#### [Exercise description]
Carry none of the pictures over; write out the complete data exactly.

◆ ◆ ◆ ◆

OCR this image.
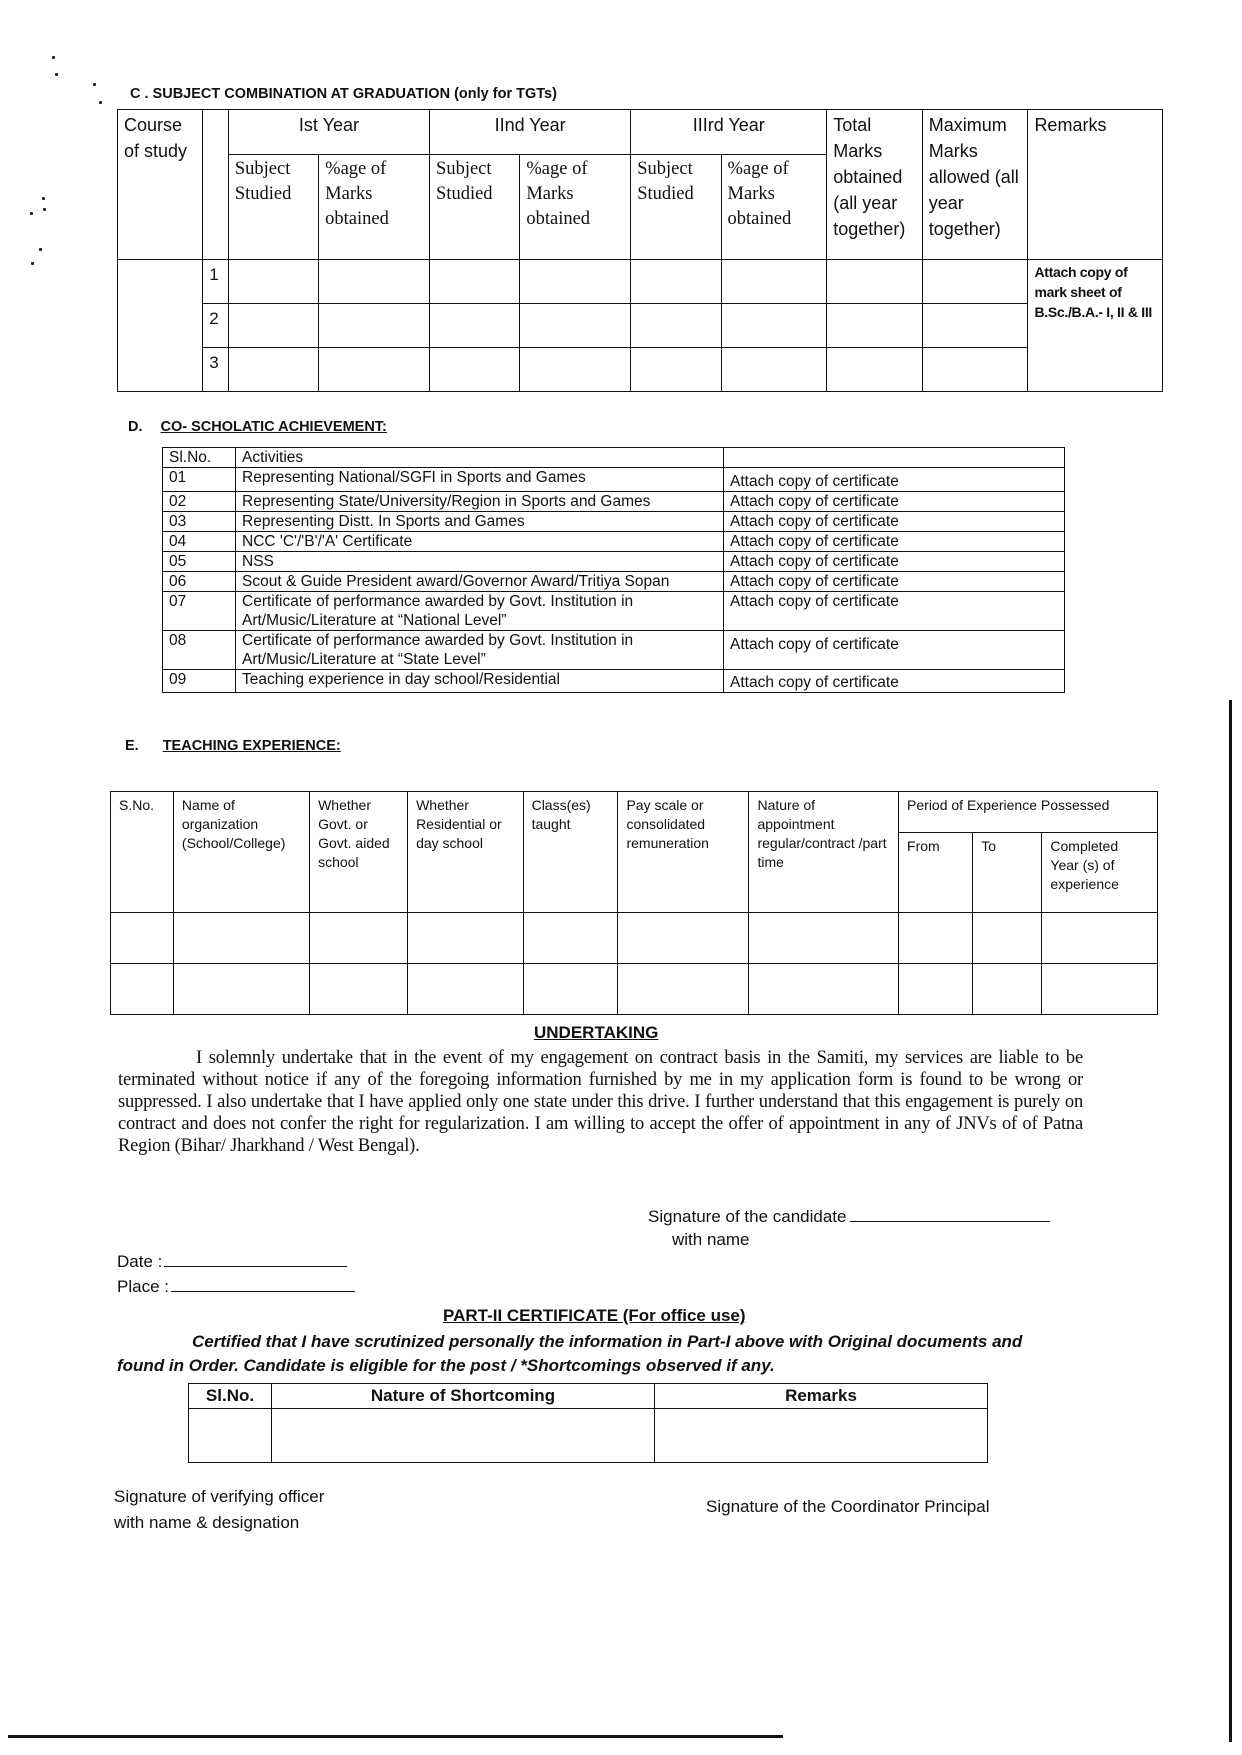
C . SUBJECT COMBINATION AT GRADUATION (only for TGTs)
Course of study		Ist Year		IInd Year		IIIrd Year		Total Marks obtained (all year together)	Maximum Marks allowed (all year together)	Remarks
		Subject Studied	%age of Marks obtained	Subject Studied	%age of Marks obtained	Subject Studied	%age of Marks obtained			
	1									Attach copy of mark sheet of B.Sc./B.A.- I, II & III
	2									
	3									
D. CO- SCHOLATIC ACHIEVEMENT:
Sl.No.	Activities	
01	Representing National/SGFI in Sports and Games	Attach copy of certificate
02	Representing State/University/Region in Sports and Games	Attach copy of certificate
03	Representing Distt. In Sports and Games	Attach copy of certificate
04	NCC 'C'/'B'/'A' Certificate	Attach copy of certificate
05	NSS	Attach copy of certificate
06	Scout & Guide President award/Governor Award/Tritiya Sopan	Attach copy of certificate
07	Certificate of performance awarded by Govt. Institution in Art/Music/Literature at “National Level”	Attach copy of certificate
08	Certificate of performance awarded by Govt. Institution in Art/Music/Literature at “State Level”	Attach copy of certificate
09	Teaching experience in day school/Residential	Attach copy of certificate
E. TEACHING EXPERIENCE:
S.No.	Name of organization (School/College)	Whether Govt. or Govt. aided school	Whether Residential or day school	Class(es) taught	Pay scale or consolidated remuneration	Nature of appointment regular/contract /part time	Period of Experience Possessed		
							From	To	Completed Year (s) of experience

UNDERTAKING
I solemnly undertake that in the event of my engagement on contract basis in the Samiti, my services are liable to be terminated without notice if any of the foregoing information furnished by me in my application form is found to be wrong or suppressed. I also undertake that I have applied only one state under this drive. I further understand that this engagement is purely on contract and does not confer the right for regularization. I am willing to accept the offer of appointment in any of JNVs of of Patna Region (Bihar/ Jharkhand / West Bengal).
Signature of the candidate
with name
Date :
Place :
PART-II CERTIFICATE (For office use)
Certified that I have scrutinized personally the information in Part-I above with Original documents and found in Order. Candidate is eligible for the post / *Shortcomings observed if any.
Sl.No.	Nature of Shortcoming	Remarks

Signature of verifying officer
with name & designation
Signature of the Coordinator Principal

◆ ◆ ◆ ◆

#### [Problem solution]
OCR this image.
C . SUBJECT COMBINATION AT GRADUATION (only for TGTs)
Course of study		Ist Year		IInd Year		IIIrd Year		Total Marks obtained (all year together)	Maximum Marks allowed (all year together)	Remarks
		Subject Studied	%age of Marks obtained	Subject Studied	%age of Marks obtained	Subject Studied	%age of Marks obtained			
	1									Attach copy of mark sheet of B.Sc./B.A.- I, II & III
	2									
	3									
D. CO- SCHOLATIC ACHIEVEMENT:
Sl.No.	Activities	
01	Representing National/SGFI in Sports and Games	Attach copy of certificate
02	Representing State/University/Region in Sports and Games	Attach copy of certificate
03	Representing Distt. In Sports and Games	Attach copy of certificate
04	NCC 'C'/'B'/'A' Certificate	Attach copy of certificate
05	NSS	Attach copy of certificate
06	Scout & Guide President award/Governor Award/Tritiya Sopan	Attach copy of certificate
07	Certificate of performance awarded by Govt. Institution in Art/Music/Literature at “National Level”	Attach copy of certificate
08	Certificate of performance awarded by Govt. Institution in Art/Music/Literature at “State Level”	Attach copy of certificate
09	Teaching experience in day school/Residential	Attach copy of certificate
E. TEACHING EXPERIENCE:
S.No.	Name of organization (School/College)	Whether Govt. or Govt. aided school	Whether Residential or day school	Class(es) taught	Pay scale or consolidated remuneration	Nature of appointment regular/contract /part time	Period of Experience Possessed		
							From	To	Completed Year (s) of experience

UNDERTAKING
I solemnly undertake that in the event of my engagement on contract basis in the Samiti, my services are liable to be terminated without notice if any of the foregoing information furnished by me in my application form is found to be wrong or suppressed. I also undertake that I have applied only one state under this drive. I further understand that this engagement is purely on contract and does not confer the right for regularization. I am willing to accept the offer of appointment in any of JNVs of of Patna Region (Bihar/ Jharkhand / West Bengal).
Signature of the candidate
with name
Date :
Place :
PART-II CERTIFICATE (For office use)
Certified that I have scrutinized personally the information in Part-I above with Original documents and found in Order. Candidate is eligible for the post / *Shortcomings observed if any.
Sl.No.	Nature of Shortcoming	Remarks

Signature of verifying officer
with name & designation
Signature of the Coordinator Principal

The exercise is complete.